◆ The task
Print the rows starting at the line containing "forward-button[interactable] [92, 778, 124, 806]" and ending at the line containing "x-tick-label: 0.4 [406, 699, 433, 719]", both included, reproducing each one verbatim and nothing else.

^^^^^^^^

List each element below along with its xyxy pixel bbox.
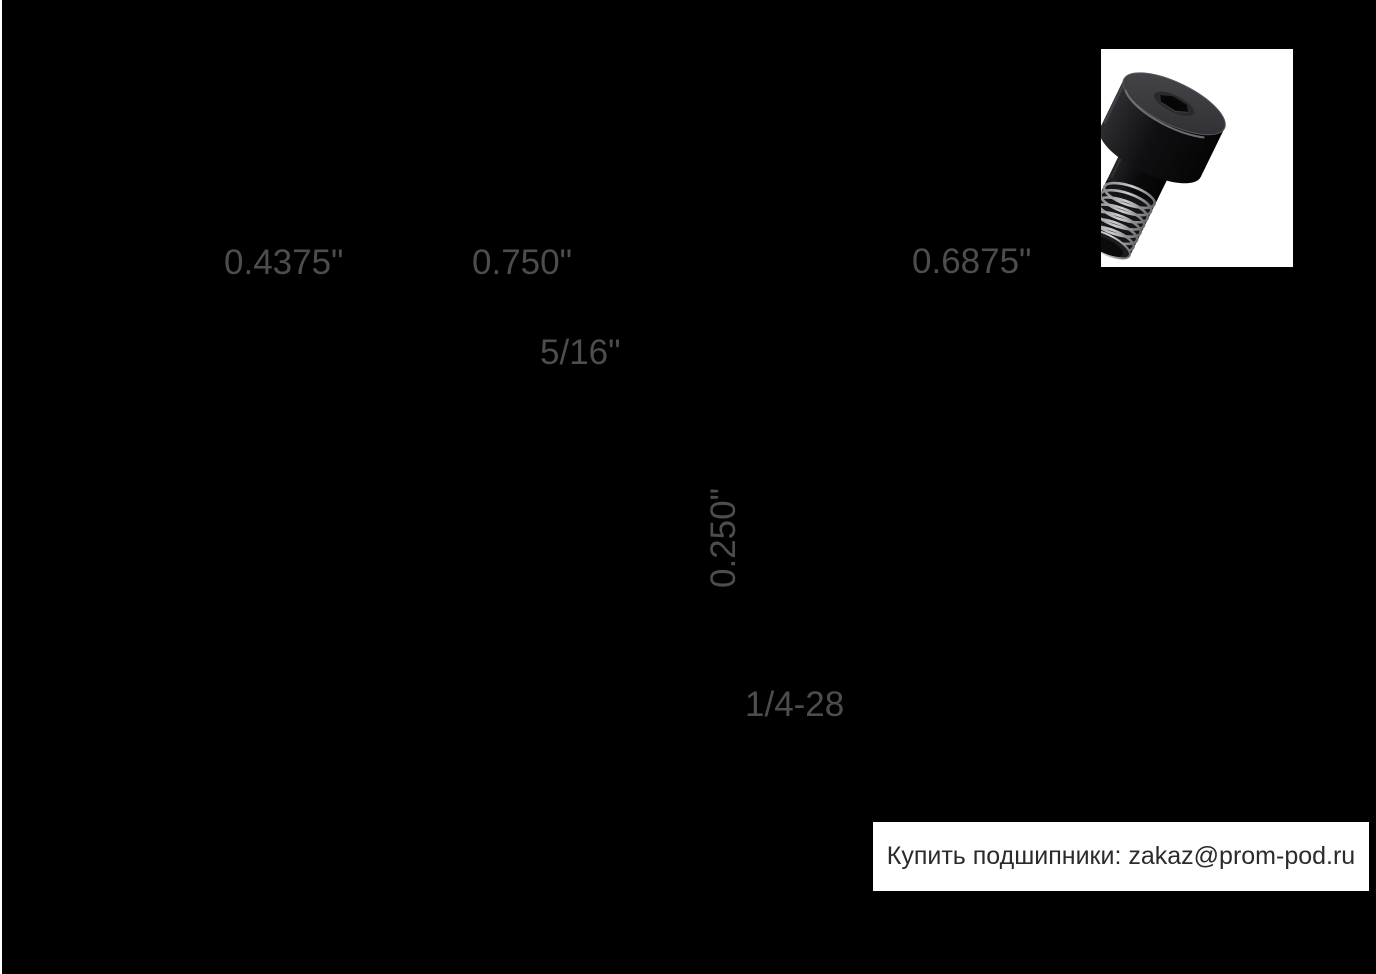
contact-text: Купить подшипники: zakaz@prom-pod.ru xyxy=(886,842,1356,870)
product-photo xyxy=(1101,49,1293,267)
cam-follower-stud-bearing-icon xyxy=(1101,72,1226,260)
bearing-head xyxy=(1101,79,1225,184)
dimension-label-0-750: 0.750" xyxy=(472,243,573,282)
dimension-label-0-6875: 0.6875" xyxy=(912,242,1032,281)
dimension-label-1-4-28: 1/4-28 xyxy=(745,685,845,724)
left-edge-artifact xyxy=(0,0,2,974)
contact-banner: Купить подшипники: zakaz@prom-pod.ru xyxy=(873,822,1369,891)
dimension-label-0-250-rotated: 0.250" xyxy=(703,487,743,589)
dimension-label-0-4375: 0.4375" xyxy=(224,243,344,282)
dimension-label-5-16: 5/16" xyxy=(540,333,621,372)
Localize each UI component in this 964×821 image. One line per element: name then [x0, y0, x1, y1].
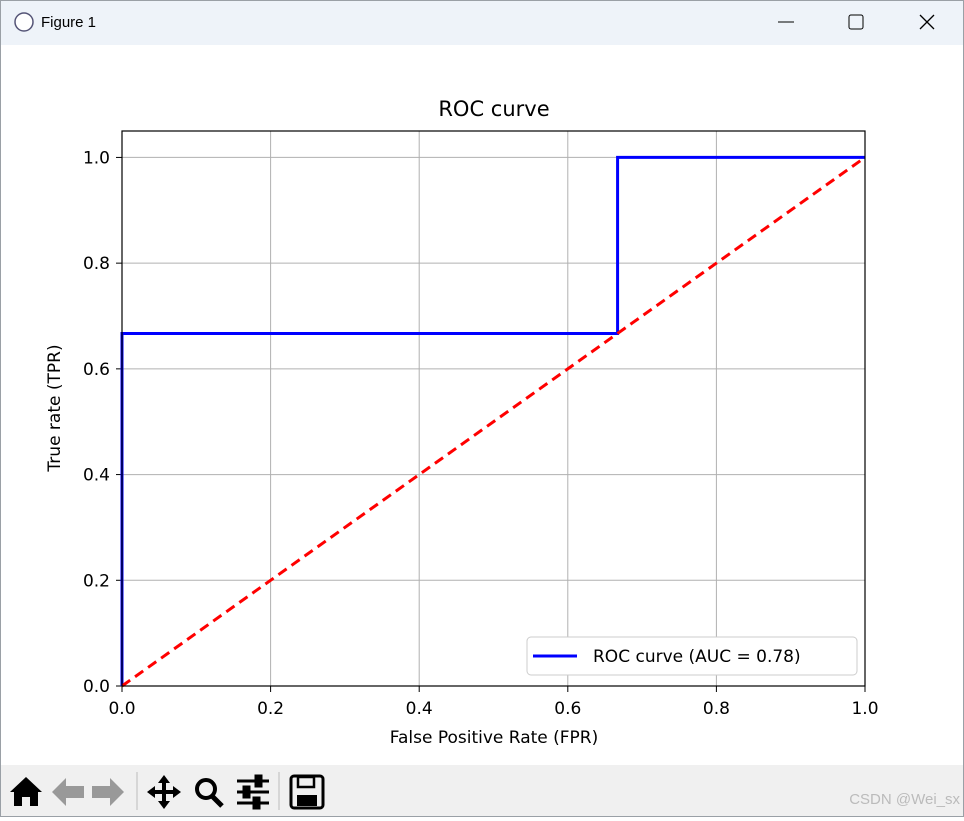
forward-button[interactable] [92, 778, 124, 806]
close-button[interactable] [919, 14, 935, 30]
plot-area: 0.0 0.2 0.4 0.6 0.8 1.0 0.0 0.2 0.4 0.6 0.8 1.0 ROC … [83, 130, 879, 719]
app-icon [14, 12, 34, 32]
legend-box [526, 636, 858, 676]
x-tick-label: 0.4 [406, 699, 433, 719]
y-tick-label: 0.4 [83, 466, 110, 486]
series-line [121, 156, 866, 688]
x-axis-label: False Positive Rate (FPR) [390, 728, 599, 748]
maximize-button[interactable] [848, 14, 864, 30]
zoom-button[interactable] [195, 778, 224, 808]
configure-button[interactable] [237, 774, 269, 810]
y-axis-label: True rate (TPR) [45, 344, 65, 472]
legend: ROC curve (AUC = 0.78) [526, 636, 858, 676]
axes-frame [121, 130, 866, 687]
y-tick-label: 0.2 [83, 571, 110, 591]
x-tick-label: 0.8 [703, 699, 730, 719]
x-tick-label: 0.0 [108, 699, 135, 719]
chart-title: ROC curve [438, 97, 549, 121]
y-tick-label: 0.8 [83, 254, 110, 274]
y-tick-label: 0.0 [83, 677, 110, 697]
toolbar [1, 765, 963, 816]
x-tick-label: 0.2 [257, 699, 284, 719]
toolbar-buttons [10, 774, 325, 810]
legend-label: ROC curve (AUC = 0.78) [593, 647, 801, 667]
y-tick-label: 0.6 [83, 360, 110, 380]
x-tick-label: 1.0 [851, 699, 878, 719]
pan-button[interactable] [147, 775, 181, 809]
watermark: CSDN @Wei_sx [849, 791, 960, 808]
home-button[interactable] [10, 777, 42, 806]
save-button[interactable] [289, 774, 325, 810]
x-tick-label: 0.6 [554, 699, 581, 719]
window-title: Figure 1 [41, 14, 96, 31]
back-button[interactable] [52, 778, 84, 806]
y-tick-label: 1.0 [83, 148, 110, 168]
title-bar [1, 1, 963, 45]
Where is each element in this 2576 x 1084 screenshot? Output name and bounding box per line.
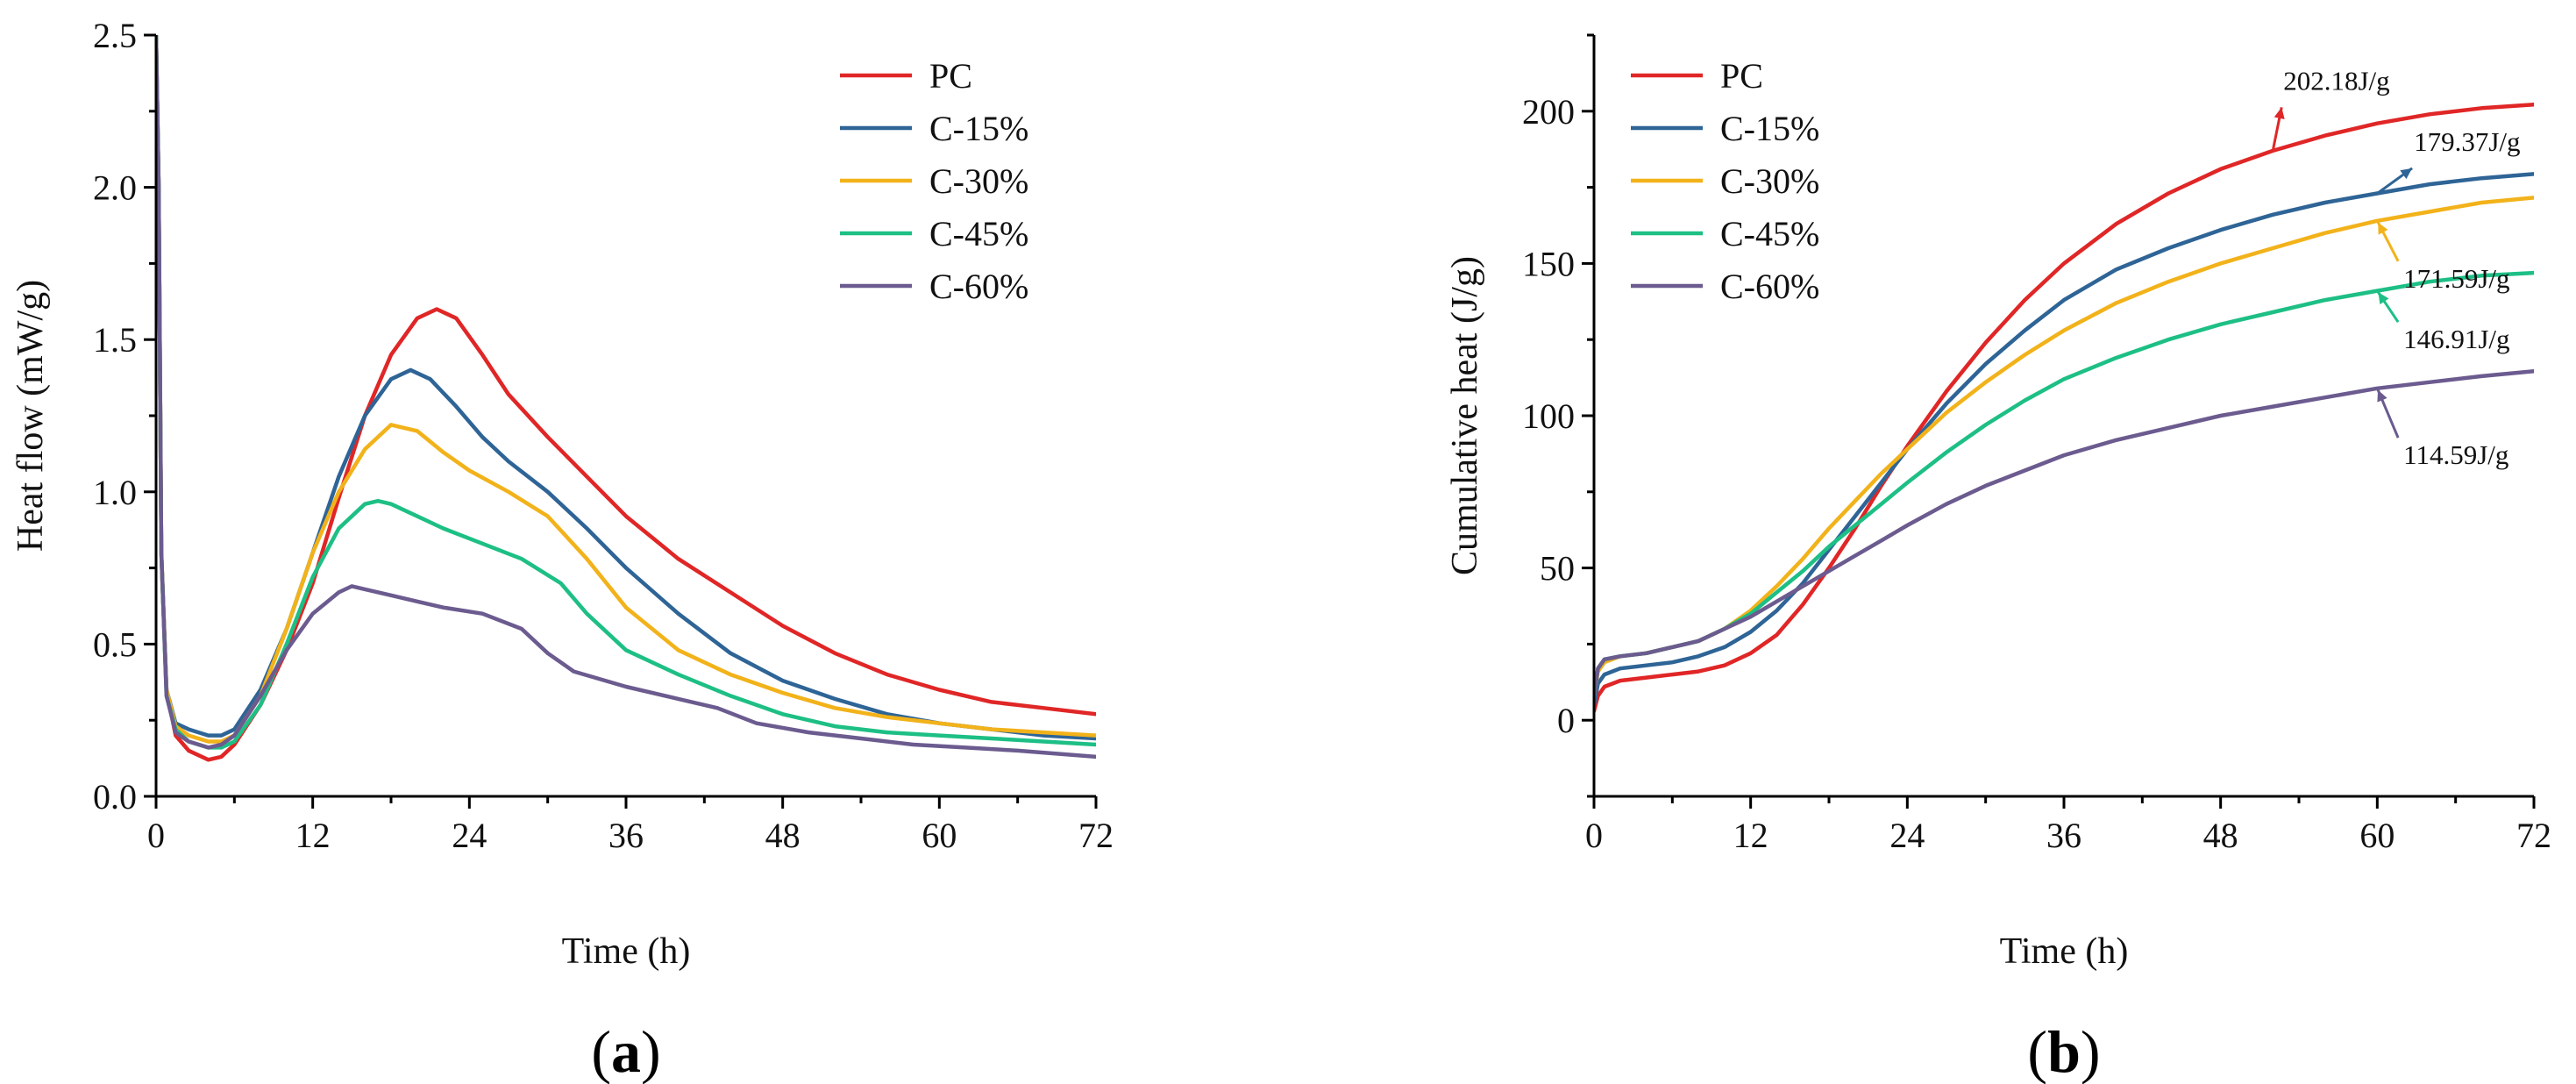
x-tick-label: 0 bbox=[147, 816, 165, 855]
series-line-c60 bbox=[1594, 369, 2534, 698]
annotation-arrowhead bbox=[2377, 389, 2387, 403]
series-line-c45 bbox=[1594, 270, 2534, 698]
series-line-c60 bbox=[156, 35, 1096, 760]
y-tick-label: 0 bbox=[1557, 701, 1575, 740]
y-tick-label: 50 bbox=[1540, 549, 1575, 588]
y-tick-label: 0.5 bbox=[93, 624, 137, 664]
annotation-label: 114.59J/g bbox=[2403, 439, 2508, 470]
annotation-label: 146.91J/g bbox=[2403, 324, 2509, 354]
y-tick-label: 200 bbox=[1522, 92, 1575, 132]
x-tick-label: 24 bbox=[452, 816, 487, 855]
y-axis-title: Heat flow (mW/g) bbox=[11, 280, 51, 552]
series-group bbox=[156, 35, 1096, 762]
chart-panel-b: 0 12 24 36 48 60 72 0 50 100 150 200 Time (h) Cumulat… bbox=[1445, 33, 2551, 1084]
panel-label: (a) bbox=[591, 1018, 660, 1084]
chart-panel-a: 0 12 24 36 48 60 72 0.0 0.5 1.0 1.5 2.0 2.5 Time (h) H… bbox=[11, 16, 1114, 1084]
annotations: 202.18J/g 179.37J/g 171.59J/g 146.91J/g 114.… bbox=[2272, 65, 2521, 470]
x-tick-label: 72 bbox=[2516, 816, 2551, 855]
x-tick-label: 36 bbox=[2046, 816, 2081, 855]
x-axis-title: Time (h) bbox=[2000, 931, 2129, 972]
y-tick-label: 1.0 bbox=[93, 473, 137, 512]
legend: PC C-15% C-30% C-45% C-60% bbox=[840, 56, 1028, 306]
x-tick-label: 0 bbox=[1585, 816, 1603, 855]
x-tick-label: 12 bbox=[1733, 816, 1768, 855]
x-tick-label: 60 bbox=[922, 816, 957, 855]
y-tick-label: 2.0 bbox=[93, 168, 137, 208]
y-axis-title: Cumulative heat (J/g) bbox=[1445, 256, 1485, 575]
panel-label: (b) bbox=[2027, 1018, 2100, 1084]
legend-label: C-60% bbox=[1720, 267, 1819, 306]
series-line-c15 bbox=[1594, 172, 2534, 708]
series-group bbox=[1594, 102, 2534, 714]
series-line-c15 bbox=[156, 35, 1096, 741]
legend-label: C-15% bbox=[929, 109, 1028, 148]
annotation-arrowhead bbox=[2400, 168, 2413, 180]
legend-label: C-60% bbox=[929, 267, 1028, 306]
legend-label: C-15% bbox=[1720, 109, 1819, 148]
series-line-c30 bbox=[156, 35, 1096, 744]
legend-label: C-30% bbox=[929, 161, 1028, 201]
x-tick-label: 24 bbox=[1889, 816, 1925, 855]
legend-label: C-30% bbox=[1720, 161, 1819, 201]
x-tick-label: 48 bbox=[2203, 816, 2238, 855]
annotation-arrowhead bbox=[2378, 222, 2388, 235]
x-tick-label: 12 bbox=[295, 816, 331, 855]
x-tick-label: 60 bbox=[2359, 816, 2395, 855]
x-axis-title: Time (h) bbox=[562, 931, 691, 972]
series-line-pc bbox=[156, 35, 1096, 762]
legend-label: PC bbox=[1720, 56, 1763, 96]
legend-label: C-45% bbox=[929, 214, 1028, 253]
annotation-label: 202.18J/g bbox=[2283, 65, 2389, 96]
legend: PC C-15% C-30% C-45% C-60% bbox=[1631, 56, 1819, 306]
annotation-label: 179.37J/g bbox=[2414, 126, 2520, 157]
y-tick-label: 1.5 bbox=[93, 320, 137, 360]
y-tick-label: 0.0 bbox=[93, 777, 137, 817]
x-tick-label: 48 bbox=[765, 816, 801, 855]
legend-label: PC bbox=[929, 56, 972, 96]
x-tick-label: 36 bbox=[608, 816, 644, 855]
annotation-label: 171.59J/g bbox=[2403, 263, 2509, 294]
legend-label: C-45% bbox=[1720, 214, 1819, 253]
y-tick-label: 100 bbox=[1522, 396, 1575, 436]
annotation-arrowhead bbox=[2274, 107, 2285, 119]
y-tick-label: 150 bbox=[1522, 244, 1575, 283]
x-tick-label: 72 bbox=[1078, 816, 1114, 855]
y-tick-label: 2.5 bbox=[93, 16, 137, 55]
annotation-arrowhead bbox=[2378, 292, 2389, 305]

^^^^^^^^

◆ Correct result
forward-button[interactable] [92, 778, 124, 806]
close-button[interactable] [919, 14, 935, 30]
plot-area: 0.0 0.2 0.4 0.6 0.8 1.0 0.0 0.2 0.4 0.6 0.8 1.0 ROC … [83, 130, 879, 719]
app-icon [14, 12, 34, 32]
legend-box [526, 636, 858, 676]
x-tick-label: 0.4 [406, 699, 433, 719]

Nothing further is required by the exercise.